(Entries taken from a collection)
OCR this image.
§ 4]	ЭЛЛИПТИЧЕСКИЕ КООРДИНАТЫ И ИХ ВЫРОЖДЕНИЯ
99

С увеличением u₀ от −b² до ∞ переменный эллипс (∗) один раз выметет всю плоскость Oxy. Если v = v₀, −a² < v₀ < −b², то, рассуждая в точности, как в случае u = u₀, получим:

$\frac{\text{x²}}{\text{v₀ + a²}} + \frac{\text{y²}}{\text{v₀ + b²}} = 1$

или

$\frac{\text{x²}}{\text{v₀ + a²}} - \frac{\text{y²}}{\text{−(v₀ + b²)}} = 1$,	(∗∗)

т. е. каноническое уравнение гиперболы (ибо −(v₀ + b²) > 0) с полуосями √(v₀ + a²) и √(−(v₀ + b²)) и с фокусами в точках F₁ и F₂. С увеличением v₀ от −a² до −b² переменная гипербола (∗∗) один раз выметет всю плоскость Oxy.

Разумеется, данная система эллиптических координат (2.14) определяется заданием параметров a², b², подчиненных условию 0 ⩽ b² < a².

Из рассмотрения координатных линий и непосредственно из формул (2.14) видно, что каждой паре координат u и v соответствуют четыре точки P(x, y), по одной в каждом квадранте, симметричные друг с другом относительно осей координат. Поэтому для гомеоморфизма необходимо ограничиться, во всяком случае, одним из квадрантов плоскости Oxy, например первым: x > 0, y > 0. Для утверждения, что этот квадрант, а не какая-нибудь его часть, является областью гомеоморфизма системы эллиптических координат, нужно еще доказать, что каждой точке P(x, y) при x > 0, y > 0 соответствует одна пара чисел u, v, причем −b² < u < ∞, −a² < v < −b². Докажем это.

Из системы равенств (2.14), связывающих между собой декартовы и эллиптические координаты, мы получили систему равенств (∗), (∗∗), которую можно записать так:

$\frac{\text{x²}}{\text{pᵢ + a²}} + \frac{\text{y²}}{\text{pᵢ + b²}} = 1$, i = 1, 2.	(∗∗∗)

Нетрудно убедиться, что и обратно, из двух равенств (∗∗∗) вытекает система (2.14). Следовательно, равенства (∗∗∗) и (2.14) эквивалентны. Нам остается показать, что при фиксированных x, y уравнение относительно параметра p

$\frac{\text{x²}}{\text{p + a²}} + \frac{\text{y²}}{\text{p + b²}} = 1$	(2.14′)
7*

What is needed: Write down the full listing again, exactly.

Solution below:
OCR this image.
§ 4]	ЭЛЛИПТИЧЕСКИЕ КООРДИНАТЫ И ИХ ВЫРОЖДЕНИЯ
99

С увеличением u₀ от −b² до ∞ переменный эллипс (∗) один раз выметет всю плоскость Oxy. Если v = v₀, −a² < v₀ < −b², то, рассуждая в точности, как в случае u = u₀, получим:

$\frac{\text{x²}}{\text{v₀ + a²}} + \frac{\text{y²}}{\text{v₀ + b²}} = 1$

или

$\frac{\text{x²}}{\text{v₀ + a²}} - \frac{\text{y²}}{\text{−(v₀ + b²)}} = 1$,	(∗∗)

т. е. каноническое уравнение гиперболы (ибо −(v₀ + b²) > 0) с полуосями √(v₀ + a²) и √(−(v₀ + b²)) и с фокусами в точках F₁ и F₂. С увеличением v₀ от −a² до −b² переменная гипербола (∗∗) один раз выметет всю плоскость Oxy.

Разумеется, данная система эллиптических координат (2.14) определяется заданием параметров a², b², подчиненных условию 0 ⩽ b² < a².

Из рассмотрения координатных линий и непосредственно из формул (2.14) видно, что каждой паре координат u и v соответствуют четыре точки P(x, y), по одной в каждом квадранте, симметричные друг с другом относительно осей координат. Поэтому для гомеоморфизма необходимо ограничиться, во всяком случае, одним из квадрантов плоскости Oxy, например первым: x > 0, y > 0. Для утверждения, что этот квадрант, а не какая-нибудь его часть, является областью гомеоморфизма системы эллиптических координат, нужно еще доказать, что каждой точке P(x, y) при x > 0, y > 0 соответствует одна пара чисел u, v, причем −b² < u < ∞, −a² < v < −b². Докажем это.

Из системы равенств (2.14), связывающих между собой декартовы и эллиптические координаты, мы получили систему равенств (∗), (∗∗), которую можно записать так:

$\frac{\text{x²}}{\text{pᵢ + a²}} + \frac{\text{y²}}{\text{pᵢ + b²}} = 1$, i = 1, 2.	(∗∗∗)

Нетрудно убедиться, что и обратно, из двух равенств (∗∗∗) вытекает система (2.14). Следовательно, равенства (∗∗∗) и (2.14) эквивалентны. Нам остается показать, что при фиксированных x, y уравнение относительно параметра p

$\frac{\text{x²}}{\text{p + a²}} + \frac{\text{y²}}{\text{p + b²}} = 1$	(2.14′)
7*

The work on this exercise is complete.